--- Texto facilitado ---

§

NOS TOMAN POR IDIOTAS
La población
debe ser engañada para que consienta o, por lo menos, no se oponga a la guerra
RAFAEL POCH
Una ilustración con el estilo
de la NAFO, organización
de propaganda trol proucraniana.
Si se examina la edición de La Vanguardia del 1 de septiembre de 1939, el día que empezó la Segunda Guerra Mundial en Europa con la invasión alemana de Polonia, el lector se encontrará con el titular: “Un golpe de mano polaco degenera en lucha abierta con fuerzas alemanas”. Al día siguiente, el corresponsal del diario en Berlín, Ramón Garriga, informa del inicio de la invasión alemana de Polonia como “contraataque alemán en respuesta a las agresiones de que han sido víctimas los soldados alemanes en los últimos días”. Pero junto a eso, en un pequeño recuadro, aquel 2 de septiembre se podía leer un informe, bien pequeñito, sobre “Las operaciones alemanas según los polacos” e incluso se daba cuenta de la “Proclama del presidente polaco”. Es decir, dentro de los límites de un periódico editado en un país aliado de los nazis, cada cual podía hacerse cierta composición de lugar y sacar sus propias conclusiones sobre lo que pasaba en realidad.

§

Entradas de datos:
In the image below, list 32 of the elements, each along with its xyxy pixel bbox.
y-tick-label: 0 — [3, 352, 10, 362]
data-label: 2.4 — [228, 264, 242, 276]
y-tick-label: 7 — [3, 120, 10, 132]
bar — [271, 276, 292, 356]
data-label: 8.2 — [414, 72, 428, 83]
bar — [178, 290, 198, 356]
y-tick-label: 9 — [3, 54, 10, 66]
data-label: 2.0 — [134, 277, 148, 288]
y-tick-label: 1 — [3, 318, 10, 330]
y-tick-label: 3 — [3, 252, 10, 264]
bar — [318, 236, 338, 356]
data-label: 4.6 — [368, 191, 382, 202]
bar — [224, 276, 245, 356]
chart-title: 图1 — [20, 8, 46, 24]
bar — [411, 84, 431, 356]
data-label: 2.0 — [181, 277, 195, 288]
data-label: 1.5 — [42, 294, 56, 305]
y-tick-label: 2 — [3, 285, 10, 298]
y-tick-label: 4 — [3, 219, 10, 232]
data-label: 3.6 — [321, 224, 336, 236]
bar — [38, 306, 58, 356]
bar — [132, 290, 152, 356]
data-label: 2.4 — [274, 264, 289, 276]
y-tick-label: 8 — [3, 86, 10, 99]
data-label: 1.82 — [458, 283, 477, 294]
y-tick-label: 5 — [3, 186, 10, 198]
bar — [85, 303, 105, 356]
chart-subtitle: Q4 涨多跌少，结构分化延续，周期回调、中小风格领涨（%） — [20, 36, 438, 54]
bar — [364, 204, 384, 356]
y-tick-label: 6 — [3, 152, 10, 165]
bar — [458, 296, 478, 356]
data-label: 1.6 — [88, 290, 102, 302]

§

--- Objetivo 1 ---
Responde a estas preguntas sobre el texto de la propaganda de guerra:
(a) ¿Qué titular publicó La Vanguardia el 1 de septiembre de 1939?
(b) ¿Quién era el corresponsal del diario en Berlín?
(c) ¿Cómo describe el pie de la ilustración a la NAFO?
--- Objetivo 2 ---
Escribe la continuación del texto sobre la propaganda de guerra a partir de su última frase.

--- Respuesta 1 ---
(a) "Un golpe de mano polaco degenera en lucha abierta con fuerzas alemanas".
(b) Ramón Garriga.
(c) Como una organización de propaganda trol proucraniana.

--- Respuesta 2 ---
Ahora, para hacerse
una idea de lo que ocurre en Ucrania, una “invasión no provocada” que, según el
discurso oficial, se inició el 24 de febrero y carece de un cuarto de siglo de
antecedentes, hay que salirse de los medios de comunicación oficiales y
establecidos, explorar en los alternativos, en la propaganda rusa y demás, y
pese a esta yincana, no siempre puede uno hacerse una idea clara de lo que
ocurre.
Para hacerse una
idea de lo que ocurre en Ucrania hay que salirse de los medios de comunicación
oficiales y establecidos, explorar en los alternativos, en la propaganda rusa y
demás
En cualquier caso,
si lo que nos dicen sobre esta guerra fuera la verdad, no haría falta que
censuraran los medios rusos, ni las voces disconformes con la narrativa oficial
incluso en las redes sociales, ni que las fábricas de propaganda de la OTAN,
cuyo dominio de los think tanks y medios de comunicación occidentales ya es
considerable (igual que en Rusia pero en sentido inverso), nos bendijeran con
su primitiva buena nueva macartista.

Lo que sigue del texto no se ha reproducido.